_Task objective_: Print out each entry below exactly, please.

_Data for this exercise_:
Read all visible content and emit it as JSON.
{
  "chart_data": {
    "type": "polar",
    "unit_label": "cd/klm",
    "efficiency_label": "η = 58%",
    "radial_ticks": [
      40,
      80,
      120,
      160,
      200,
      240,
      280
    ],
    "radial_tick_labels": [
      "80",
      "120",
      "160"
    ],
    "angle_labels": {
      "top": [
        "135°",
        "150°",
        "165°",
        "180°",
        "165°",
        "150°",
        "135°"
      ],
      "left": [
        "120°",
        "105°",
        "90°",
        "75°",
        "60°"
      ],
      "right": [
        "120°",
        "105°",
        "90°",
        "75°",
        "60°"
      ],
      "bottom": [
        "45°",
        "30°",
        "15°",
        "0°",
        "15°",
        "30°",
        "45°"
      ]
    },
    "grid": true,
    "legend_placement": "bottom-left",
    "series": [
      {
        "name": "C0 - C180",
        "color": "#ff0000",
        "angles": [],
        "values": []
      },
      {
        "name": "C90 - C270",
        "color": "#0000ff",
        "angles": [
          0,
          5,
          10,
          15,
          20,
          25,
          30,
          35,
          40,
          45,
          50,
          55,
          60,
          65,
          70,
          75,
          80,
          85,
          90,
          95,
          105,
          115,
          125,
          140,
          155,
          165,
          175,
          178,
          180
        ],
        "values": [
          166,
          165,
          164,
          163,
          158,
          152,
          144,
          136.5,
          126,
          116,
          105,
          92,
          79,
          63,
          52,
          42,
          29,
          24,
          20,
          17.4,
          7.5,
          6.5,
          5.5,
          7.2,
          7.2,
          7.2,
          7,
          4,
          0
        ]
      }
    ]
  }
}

_The reply_:
Read all visible content and emit it as JSON.
{
  "chart_data": {
    "type": "polar",
    "unit_label": "cd/klm",
    "efficiency_label": "η = 58%",
    "radial_ticks": [
      40,
      80,
      120,
      160,
      200,
      240,
      280
    ],
    "radial_tick_labels": [
      "80",
      "120",
      "160"
    ],
    "angle_labels": {
      "top": [
        "135°",
        "150°",
        "165°",
        "180°",
        "165°",
        "150°",
        "135°"
      ],
      "left": [
        "120°",
        "105°",
        "90°",
        "75°",
        "60°"
      ],
      "right": [
        "120°",
        "105°",
        "90°",
        "75°",
        "60°"
      ],
      "bottom": [
        "45°",
        "30°",
        "15°",
        "0°",
        "15°",
        "30°",
        "45°"
      ]
    },
    "grid": true,
    "legend_placement": "bottom-left",
    "series": [
      {
        "name": "C0 - C180",
        "color": "#ff0000",
        "angles": [],
        "values": []
      },
      {
        "name": "C90 - C270",
        "color": "#0000ff",
        "angles": [
          0,
          5,
          10,
          15,
          20,
          25,
          30,
          35,
          40,
          45,
          50,
          55,
          60,
          65,
          70,
          75,
          80,
          85,
          90,
          95,
          105,
          115,
          125,
          140,
          155,
          165,
          175,
          178,
          180
        ],
        "values": [
          166,
          165,
          164,
          163,
          158,
          152,
          144,
          136.5,
          126,
          116,
          105,
          92,
          79,
          63,
          52,
          42,
          29,
          24,
          20,
          17.4,
          7.5,
          6.5,
          5.5,
          7.2,
          7.2,
          7.2,
          7,
          4,
          0
        ]
      }
    ]
  }
}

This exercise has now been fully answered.